● ENTRIES SUPPLIED
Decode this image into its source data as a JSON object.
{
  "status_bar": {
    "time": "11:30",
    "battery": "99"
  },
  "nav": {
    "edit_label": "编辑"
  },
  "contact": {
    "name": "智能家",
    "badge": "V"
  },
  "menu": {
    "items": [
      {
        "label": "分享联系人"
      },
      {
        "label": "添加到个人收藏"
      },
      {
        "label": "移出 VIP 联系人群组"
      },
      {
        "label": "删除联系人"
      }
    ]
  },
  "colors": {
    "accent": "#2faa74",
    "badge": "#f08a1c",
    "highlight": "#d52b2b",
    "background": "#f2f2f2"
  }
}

* * *

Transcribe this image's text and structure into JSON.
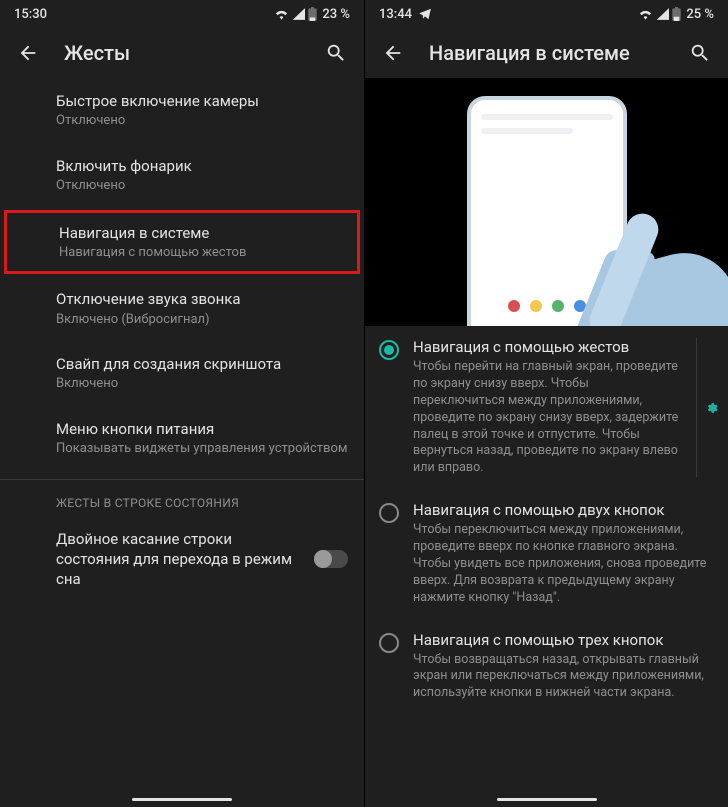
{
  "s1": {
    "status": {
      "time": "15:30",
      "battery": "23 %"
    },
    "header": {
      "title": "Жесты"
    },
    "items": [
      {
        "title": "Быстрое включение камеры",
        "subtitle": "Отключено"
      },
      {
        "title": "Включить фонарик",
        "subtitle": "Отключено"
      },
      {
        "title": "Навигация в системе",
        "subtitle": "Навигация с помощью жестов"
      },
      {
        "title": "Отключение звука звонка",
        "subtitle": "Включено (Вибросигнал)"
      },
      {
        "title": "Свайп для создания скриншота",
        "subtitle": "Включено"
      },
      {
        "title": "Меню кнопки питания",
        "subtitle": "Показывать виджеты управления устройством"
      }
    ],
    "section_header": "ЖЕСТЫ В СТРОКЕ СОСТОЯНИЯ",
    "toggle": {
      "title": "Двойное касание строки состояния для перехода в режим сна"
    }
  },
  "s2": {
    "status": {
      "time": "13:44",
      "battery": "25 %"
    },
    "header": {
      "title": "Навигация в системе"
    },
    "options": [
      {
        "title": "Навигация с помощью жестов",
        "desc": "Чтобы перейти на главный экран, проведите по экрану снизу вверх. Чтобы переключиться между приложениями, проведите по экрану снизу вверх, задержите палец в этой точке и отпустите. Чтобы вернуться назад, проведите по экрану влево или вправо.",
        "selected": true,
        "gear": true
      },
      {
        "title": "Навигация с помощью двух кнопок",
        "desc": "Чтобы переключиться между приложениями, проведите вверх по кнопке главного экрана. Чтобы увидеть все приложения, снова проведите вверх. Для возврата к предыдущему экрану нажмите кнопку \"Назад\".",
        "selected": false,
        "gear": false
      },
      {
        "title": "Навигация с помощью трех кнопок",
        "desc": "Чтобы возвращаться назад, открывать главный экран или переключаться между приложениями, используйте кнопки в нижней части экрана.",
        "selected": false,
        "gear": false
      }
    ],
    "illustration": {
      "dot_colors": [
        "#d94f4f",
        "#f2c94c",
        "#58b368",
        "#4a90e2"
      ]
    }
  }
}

* * *

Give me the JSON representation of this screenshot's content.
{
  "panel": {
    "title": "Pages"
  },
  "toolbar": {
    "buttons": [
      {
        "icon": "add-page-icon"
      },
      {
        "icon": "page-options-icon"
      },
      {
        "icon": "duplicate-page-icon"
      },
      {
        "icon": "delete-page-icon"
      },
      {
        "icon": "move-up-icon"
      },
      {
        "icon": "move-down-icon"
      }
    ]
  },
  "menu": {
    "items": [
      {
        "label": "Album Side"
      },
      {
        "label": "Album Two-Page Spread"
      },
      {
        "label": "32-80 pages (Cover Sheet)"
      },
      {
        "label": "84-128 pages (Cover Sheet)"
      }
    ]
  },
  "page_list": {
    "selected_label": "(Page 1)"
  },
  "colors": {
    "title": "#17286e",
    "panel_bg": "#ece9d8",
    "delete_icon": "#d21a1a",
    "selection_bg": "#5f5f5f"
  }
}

● STATED EXERCISE
Find "Включено". Copy every line it occurs in.

● RIGHT ANSWER
        "subtitle": "Включено (Вибросигнал)"
        "subtitle": "Включено"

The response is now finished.